→ Task requirements
A. Do the following statements agree with the Primary Care First article? For each one, answer yes or no and quote the words of the article that decide it. (i) CMMI proposes to pay $275 per month for patients in the Seriously Ill Population component. (ii) PCF will be tested in 30 regions. (iii) The lowest monthly per-patient payment rate was raised from $24 to $28.
B. Reproduce the part of the Primary Care First article between "Doc Groups Urge" and "on its website.", inclusive.

→ Reading text
* * * * * * * * *
For instance, he said, "I wasn't able to say very much about the 'Seriously Ill Population' (SIP) component of Primary Care First, because CMMI had provided very few details about that component. The RFA [Request For Applications to participate] has a lot of detail, and it is very troublesome." One issue is that the proposed payments under SIP, while much higher than what CMS would pay for other patients in PCF, "are far below what it costs to deliver palliative care to patients," Miller said. Although it costs an estimated $400 per month, on average, to cover the costs of palliative care, "CMMI is proposing to pay only $275 per month, i.e., only two-thirds of the cost."
Doc Groups Urge Caution
PCF, which will be tested in 26 regions through a demonstration project, has two models, both of which would let primary care clinicians move away from fee-for-service and allow them to stop worrying about up-and-down Medicare revenue, according to CMS. The agency will pay monthly population-based payments along with a simple flat fee for primary care visits. "Primary Care First will focus on advanced primary care practices ready to assume financial risk in exchange for reduced administrative burdens and performance-based payments," the agency explains on its website.
With a Jan. 22, 2020 deadline looming for physician practices to apply for the demonstration project, physician groups seem to be urging caution. The American Medical Association (AMA) acknowledged that some of the changes made since the initial rollout -- such as increasing the lowest monthly per-patient payment rate from $24 to $28 -- were "important improvements," but added that "each practice will have to determine whether the payment rates will be adequate to support the care delivery requirements of the model."
"That determination depends on what risk group the practice is in, what new investments they will need to make to be able to successfully participate, whether the PCF payments are sufficient to support the delivery of high-quality care for their patients, and the likelihood that the practice will be able to earn more within the PCF model than it would by staying in the fee-for-service system. The answer is not the same for everyone, so it would be helpful if CMS could provide revenue calculators and similar tools to help practices better evaluate the specific impact of PCF participation on their practice," the association said in a statement emailed to MedPage Today.
* * * * * * * * *
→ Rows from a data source
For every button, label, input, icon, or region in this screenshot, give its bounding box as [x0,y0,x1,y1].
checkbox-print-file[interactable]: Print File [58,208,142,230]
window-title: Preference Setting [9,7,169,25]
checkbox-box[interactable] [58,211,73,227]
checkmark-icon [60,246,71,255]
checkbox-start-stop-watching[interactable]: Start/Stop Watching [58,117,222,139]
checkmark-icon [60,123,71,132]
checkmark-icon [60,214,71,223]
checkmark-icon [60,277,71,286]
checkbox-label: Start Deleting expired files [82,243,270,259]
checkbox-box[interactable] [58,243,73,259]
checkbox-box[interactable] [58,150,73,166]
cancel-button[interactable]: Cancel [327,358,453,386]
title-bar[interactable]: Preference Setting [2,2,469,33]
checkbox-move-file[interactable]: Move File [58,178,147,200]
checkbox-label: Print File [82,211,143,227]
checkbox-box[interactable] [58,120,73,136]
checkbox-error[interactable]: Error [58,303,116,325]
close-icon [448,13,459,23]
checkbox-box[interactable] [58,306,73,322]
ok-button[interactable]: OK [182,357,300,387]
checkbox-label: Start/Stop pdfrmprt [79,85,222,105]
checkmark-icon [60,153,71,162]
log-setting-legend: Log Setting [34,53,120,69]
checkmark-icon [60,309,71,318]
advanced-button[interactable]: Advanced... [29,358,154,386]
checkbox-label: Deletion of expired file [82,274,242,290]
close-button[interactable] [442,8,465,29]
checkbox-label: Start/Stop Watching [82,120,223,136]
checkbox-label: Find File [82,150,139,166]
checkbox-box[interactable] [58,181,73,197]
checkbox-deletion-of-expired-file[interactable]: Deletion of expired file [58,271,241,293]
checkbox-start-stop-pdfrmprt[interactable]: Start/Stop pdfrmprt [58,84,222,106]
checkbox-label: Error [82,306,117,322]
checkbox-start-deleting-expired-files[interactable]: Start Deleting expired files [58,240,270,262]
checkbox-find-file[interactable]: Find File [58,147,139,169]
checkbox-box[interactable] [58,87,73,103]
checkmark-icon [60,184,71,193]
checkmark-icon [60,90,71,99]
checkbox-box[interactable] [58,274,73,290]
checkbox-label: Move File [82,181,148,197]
* * * * * * * * *
→ Responses by item number
A.
(i) Yes: "CMMI is proposing to pay only $275 per month"
(ii) No: "PCF, which will be tested in 26 regions through a demonstration project"
(iii) Yes: "increasing the lowest monthly per-patient payment rate from $24 to $28"

B.
Doc Groups Urge Caution
PCF, which will be tested in 26 regions through a demonstration project, has two models, both of which would let primary care clinicians move away from fee-for-service and allow them to stop worrying about up-and-down Medicare revenue, according to CMS. The agency will pay monthly population-based payments along with a simple flat fee for primary care visits. "Primary Care First will focus on advanced primary care practices ready to assume financial risk in exchange for reduced administrative burdens and performance-based payments," the agency explains on its website.